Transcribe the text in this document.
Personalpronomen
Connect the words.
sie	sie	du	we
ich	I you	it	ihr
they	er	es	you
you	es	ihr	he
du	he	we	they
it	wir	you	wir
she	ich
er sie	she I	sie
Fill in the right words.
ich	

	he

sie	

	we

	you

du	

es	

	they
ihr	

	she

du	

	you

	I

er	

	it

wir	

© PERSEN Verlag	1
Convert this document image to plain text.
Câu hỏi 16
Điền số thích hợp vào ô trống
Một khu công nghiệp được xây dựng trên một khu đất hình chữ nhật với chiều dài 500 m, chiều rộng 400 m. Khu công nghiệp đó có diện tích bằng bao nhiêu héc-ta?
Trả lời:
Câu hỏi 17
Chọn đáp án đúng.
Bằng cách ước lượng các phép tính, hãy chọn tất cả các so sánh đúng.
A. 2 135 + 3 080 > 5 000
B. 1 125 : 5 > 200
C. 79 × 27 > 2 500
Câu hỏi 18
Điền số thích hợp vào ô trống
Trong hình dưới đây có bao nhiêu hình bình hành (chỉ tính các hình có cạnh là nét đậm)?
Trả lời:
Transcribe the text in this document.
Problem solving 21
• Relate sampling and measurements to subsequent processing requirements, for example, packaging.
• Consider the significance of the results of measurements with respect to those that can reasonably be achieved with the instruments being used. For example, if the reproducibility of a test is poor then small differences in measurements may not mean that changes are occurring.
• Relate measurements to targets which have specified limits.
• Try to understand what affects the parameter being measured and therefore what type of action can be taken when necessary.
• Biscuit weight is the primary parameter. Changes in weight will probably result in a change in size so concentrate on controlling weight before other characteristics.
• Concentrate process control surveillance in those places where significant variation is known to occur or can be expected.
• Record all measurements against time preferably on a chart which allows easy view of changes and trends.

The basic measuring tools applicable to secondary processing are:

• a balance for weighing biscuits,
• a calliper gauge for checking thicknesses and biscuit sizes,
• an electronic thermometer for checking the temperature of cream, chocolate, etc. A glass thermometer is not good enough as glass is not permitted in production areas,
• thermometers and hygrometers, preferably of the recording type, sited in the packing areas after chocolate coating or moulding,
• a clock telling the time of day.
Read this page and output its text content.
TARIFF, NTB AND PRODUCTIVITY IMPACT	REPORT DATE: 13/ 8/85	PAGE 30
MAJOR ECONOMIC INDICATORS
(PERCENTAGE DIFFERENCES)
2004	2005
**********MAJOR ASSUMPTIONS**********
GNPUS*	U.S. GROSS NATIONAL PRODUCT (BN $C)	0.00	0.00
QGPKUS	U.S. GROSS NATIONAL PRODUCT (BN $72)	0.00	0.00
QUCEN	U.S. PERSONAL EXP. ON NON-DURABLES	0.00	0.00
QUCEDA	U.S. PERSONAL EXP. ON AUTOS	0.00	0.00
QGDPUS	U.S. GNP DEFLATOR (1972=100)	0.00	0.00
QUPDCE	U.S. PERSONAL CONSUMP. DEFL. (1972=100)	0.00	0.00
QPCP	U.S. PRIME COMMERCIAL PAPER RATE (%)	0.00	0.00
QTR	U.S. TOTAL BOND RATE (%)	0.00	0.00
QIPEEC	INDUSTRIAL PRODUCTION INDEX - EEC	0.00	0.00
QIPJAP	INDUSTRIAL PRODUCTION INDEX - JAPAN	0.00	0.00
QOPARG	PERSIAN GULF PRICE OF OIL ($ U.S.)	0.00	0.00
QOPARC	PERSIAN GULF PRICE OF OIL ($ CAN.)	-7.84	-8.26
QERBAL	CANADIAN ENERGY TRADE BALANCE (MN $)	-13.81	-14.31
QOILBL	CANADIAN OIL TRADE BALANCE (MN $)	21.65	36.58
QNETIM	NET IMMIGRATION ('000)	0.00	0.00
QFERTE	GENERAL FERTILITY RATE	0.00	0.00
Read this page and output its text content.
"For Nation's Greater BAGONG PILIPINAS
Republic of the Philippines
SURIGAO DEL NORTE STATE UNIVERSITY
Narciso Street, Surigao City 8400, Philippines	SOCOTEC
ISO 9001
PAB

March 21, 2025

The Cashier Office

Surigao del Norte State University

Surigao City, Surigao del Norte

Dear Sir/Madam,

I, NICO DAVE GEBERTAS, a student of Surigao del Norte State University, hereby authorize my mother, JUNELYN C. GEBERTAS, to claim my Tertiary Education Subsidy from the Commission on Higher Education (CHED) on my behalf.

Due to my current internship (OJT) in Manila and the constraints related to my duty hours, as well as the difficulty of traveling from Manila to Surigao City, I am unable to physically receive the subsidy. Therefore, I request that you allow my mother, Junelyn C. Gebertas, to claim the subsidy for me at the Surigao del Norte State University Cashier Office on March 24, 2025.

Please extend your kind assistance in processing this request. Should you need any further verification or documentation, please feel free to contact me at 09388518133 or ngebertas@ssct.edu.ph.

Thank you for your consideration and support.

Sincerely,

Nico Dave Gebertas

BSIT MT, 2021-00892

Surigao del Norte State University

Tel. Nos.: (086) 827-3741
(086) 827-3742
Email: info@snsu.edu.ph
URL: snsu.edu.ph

==*==

● What to do
Gather, from the listing above, every line carrying the word "chocolate".

● Completed task
• an electronic thermometer for checking the temperature of cream, chocolate, etc. A glass thermometer is not good enough as glass is not permitted in production areas,
• thermometers and hygrometers, preferably of the recording type, sited in the packing areas after chocolate coating or moulding,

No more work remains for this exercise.